*** Materials provided ***

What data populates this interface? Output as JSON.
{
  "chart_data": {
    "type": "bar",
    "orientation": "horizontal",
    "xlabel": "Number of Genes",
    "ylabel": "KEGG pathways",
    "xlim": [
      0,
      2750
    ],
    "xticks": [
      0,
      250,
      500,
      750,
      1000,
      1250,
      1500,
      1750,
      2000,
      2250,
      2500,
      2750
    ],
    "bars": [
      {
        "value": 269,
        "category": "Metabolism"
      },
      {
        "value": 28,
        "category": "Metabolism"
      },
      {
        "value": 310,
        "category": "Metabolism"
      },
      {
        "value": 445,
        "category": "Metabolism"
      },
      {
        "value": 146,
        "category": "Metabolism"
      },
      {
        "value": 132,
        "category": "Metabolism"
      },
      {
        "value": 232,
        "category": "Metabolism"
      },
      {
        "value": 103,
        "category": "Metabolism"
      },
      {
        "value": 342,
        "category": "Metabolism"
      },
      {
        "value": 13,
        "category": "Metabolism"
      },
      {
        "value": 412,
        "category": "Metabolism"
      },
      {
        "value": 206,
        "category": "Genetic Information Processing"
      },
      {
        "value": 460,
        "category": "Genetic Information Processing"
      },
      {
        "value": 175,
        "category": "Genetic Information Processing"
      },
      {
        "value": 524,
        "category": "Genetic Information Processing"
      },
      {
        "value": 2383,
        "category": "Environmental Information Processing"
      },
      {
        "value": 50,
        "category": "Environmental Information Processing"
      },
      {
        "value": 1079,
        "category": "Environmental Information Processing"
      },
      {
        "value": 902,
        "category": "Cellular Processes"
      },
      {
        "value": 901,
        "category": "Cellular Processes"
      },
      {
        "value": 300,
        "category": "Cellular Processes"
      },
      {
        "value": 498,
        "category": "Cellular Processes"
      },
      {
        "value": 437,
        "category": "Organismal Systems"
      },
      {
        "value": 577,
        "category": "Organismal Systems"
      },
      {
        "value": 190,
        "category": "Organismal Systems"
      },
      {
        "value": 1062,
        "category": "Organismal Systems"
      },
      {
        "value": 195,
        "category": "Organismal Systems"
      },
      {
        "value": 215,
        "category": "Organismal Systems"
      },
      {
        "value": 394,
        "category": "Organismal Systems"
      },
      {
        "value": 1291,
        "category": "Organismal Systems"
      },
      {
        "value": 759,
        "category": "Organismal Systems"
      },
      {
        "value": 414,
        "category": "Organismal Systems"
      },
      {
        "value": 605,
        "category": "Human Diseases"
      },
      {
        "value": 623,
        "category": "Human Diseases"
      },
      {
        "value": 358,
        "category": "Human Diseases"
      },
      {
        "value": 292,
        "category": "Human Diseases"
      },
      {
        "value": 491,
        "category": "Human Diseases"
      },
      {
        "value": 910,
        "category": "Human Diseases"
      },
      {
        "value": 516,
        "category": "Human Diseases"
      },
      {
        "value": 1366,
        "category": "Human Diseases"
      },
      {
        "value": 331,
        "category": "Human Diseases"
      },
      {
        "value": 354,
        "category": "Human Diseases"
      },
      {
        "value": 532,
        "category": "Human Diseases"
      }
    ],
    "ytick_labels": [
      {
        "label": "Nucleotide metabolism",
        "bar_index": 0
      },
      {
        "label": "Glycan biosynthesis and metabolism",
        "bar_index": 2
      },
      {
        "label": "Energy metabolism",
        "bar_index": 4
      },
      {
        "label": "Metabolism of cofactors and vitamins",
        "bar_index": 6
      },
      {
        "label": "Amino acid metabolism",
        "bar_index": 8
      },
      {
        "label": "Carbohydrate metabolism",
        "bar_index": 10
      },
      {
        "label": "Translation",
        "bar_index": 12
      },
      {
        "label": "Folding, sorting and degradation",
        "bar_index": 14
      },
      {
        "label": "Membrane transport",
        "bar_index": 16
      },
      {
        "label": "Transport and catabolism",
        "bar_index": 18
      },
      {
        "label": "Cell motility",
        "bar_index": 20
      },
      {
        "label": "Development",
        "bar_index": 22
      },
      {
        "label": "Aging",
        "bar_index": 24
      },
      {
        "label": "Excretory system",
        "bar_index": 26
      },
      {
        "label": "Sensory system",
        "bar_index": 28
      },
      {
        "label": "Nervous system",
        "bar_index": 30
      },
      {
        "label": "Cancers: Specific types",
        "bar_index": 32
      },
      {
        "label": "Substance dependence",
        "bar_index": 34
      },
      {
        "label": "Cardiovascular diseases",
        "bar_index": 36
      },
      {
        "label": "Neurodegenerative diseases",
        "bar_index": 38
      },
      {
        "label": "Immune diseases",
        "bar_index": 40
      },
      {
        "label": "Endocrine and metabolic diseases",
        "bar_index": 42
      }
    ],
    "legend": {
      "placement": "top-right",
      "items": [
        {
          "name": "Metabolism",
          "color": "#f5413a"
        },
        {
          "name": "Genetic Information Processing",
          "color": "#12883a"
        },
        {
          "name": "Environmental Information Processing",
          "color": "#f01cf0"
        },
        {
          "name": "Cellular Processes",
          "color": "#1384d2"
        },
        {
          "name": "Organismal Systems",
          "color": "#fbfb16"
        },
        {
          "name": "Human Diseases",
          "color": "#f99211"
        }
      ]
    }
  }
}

*** End of Materials provided ***

- [Goal of the exercise]:
Report, from the entries above, each line where "color" is found.

- [Response for this exercise]:
          "color": "#f5413a"
          "color": "#12883a"
          "color": "#f01cf0"
          "color": "#1384d2"
          "color": "#fbfb16"
          "color": "#f99211"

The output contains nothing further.